Can you transcribe every entry word for word, skipping the images?
## start Provided information
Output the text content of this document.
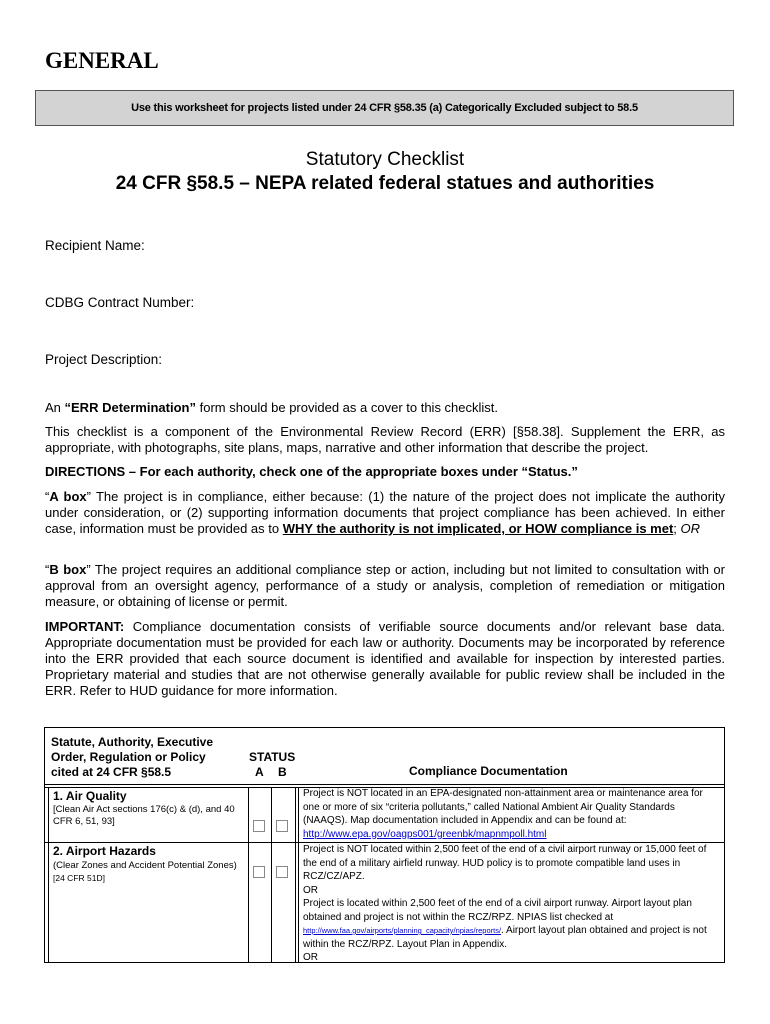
GENERAL
Use this worksheet for projects listed under 24 CFR §58.35 (a) Categorically Excluded subject to 58.5
Statutory Checklist
24 CFR §58.5 – NEPA related federal statues and authorities
Recipient Name:
CDBG Contract Number:
Project Description:
An “ERR Determination” form should be provided as a cover to this checklist.
This checklist is a component of the Environmental Review Record (ERR) [§58.38]. Supplement the ERR, as appropriate, with photographs, site plans, maps, narrative and other information that describe the project.
DIRECTIONS – For each authority, check one of the appropriate boxes under “Status.”
“A box” The project is in compliance, either because: (1) the nature of the project does not implicate the authority under consideration, or (2) supporting information documents that project compliance has been achieved. In either case, information must be provided as to WHY the authority is not implicated, or HOW compliance is met; OR
“B box” The project requires an additional compliance step or action, including but not limited to consultation with or approval from an oversight agency, performance of a study or analysis, completion of remediation or mitigation measure, or obtaining of license or permit.
IMPORTANT: Compliance documentation consists of verifiable source documents and/or relevant base data. Appropriate documentation must be provided for each law or authority. Documents may be incorporated by reference into the ERR provided that each source document is identified and available for inspection by interested parties. Proprietary material and studies that are not otherwise generally available for public review shall be included in the ERR. Refer to HUD guidance for more information.
Statute, Authority, Executive
Order, Regulation or Policy
cited at 24 CFR §58.5
STATUS
A B	Compliance Documentation
1. Air Quality
[Clean Air Act sections 176(c) & (d), and 40 CFR 6, 51, 93]
Project is NOT located in an EPA-designated non-attainment area or maintenance area for one or more of six “criteria pollutants,” called National Ambient Air Quality Standards (NAAQS). Map documentation included in Appendix and can be found at: http://www.epa.gov/oagps001/greenbk/mapnmpoll.html
2. Airport Hazards
(Clear Zones and Accident Potential Zones) [24 CFR 51D]
Project is NOT located within 2,500 feet of the end of a civil airport runway or 15,000 feet of the end of a military airfield runway. HUD policy is to promote compatible land uses in RCZ/CZ/APZ.
OR
Project is located within 2,500 feet of the end of a civil airport runway. Airport layout plan obtained and project is not within the RCZ/RPZ. NPIAS list checked at http://www.faa.gov/airports/planning_capacity/npias/reports/. Airport layout plan obtained and project is not within the RCZ/RPZ. Layout Plan in Appendix.
OR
## end Provided information
Written solution:
Output the text content of this document.
GENERAL
Use this worksheet for projects listed under 24 CFR §58.35 (a) Categorically Excluded subject to 58.5
Statutory Checklist
24 CFR §58.5 – NEPA related federal statues and authorities
Recipient Name:
CDBG Contract Number:
Project Description:
An “ERR Determination” form should be provided as a cover to this checklist.
This checklist is a component of the Environmental Review Record (ERR) [§58.38]. Supplement the ERR, as appropriate, with photographs, site plans, maps, narrative and other information that describe the project.
DIRECTIONS – For each authority, check one of the appropriate boxes under “Status.”
“A box” The project is in compliance, either because: (1) the nature of the project does not implicate the authority under consideration, or (2) supporting information documents that project compliance has been achieved. In either case, information must be provided as to WHY the authority is not implicated, or HOW compliance is met; OR
“B box” The project requires an additional compliance step or action, including but not limited to consultation with or approval from an oversight agency, performance of a study or analysis, completion of remediation or mitigation measure, or obtaining of license or permit.
IMPORTANT: Compliance documentation consists of verifiable source documents and/or relevant base data. Appropriate documentation must be provided for each law or authority. Documents may be incorporated by reference into the ERR provided that each source document is identified and available for inspection by interested parties. Proprietary material and studies that are not otherwise generally available for public review shall be included in the ERR. Refer to HUD guidance for more information.
Statute, Authority, Executive
Order, Regulation or Policy
cited at 24 CFR §58.5
STATUS
A B	Compliance Documentation
1. Air Quality
[Clean Air Act sections 176(c) & (d), and 40 CFR 6, 51, 93]
Project is NOT located in an EPA-designated non-attainment area or maintenance area for one or more of six “criteria pollutants,” called National Ambient Air Quality Standards (NAAQS). Map documentation included in Appendix and can be found at: http://www.epa.gov/oagps001/greenbk/mapnmpoll.html
2. Airport Hazards
(Clear Zones and Accident Potential Zones) [24 CFR 51D]
Project is NOT located within 2,500 feet of the end of a civil airport runway or 15,000 feet of the end of a military airfield runway. HUD policy is to promote compatible land uses in RCZ/CZ/APZ.
OR
Project is located within 2,500 feet of the end of a civil airport runway. Airport layout plan obtained and project is not within the RCZ/RPZ. NPIAS list checked at http://www.faa.gov/airports/planning_capacity/npias/reports/. Airport layout plan obtained and project is not within the RCZ/RPZ. Layout Plan in Appendix.
OR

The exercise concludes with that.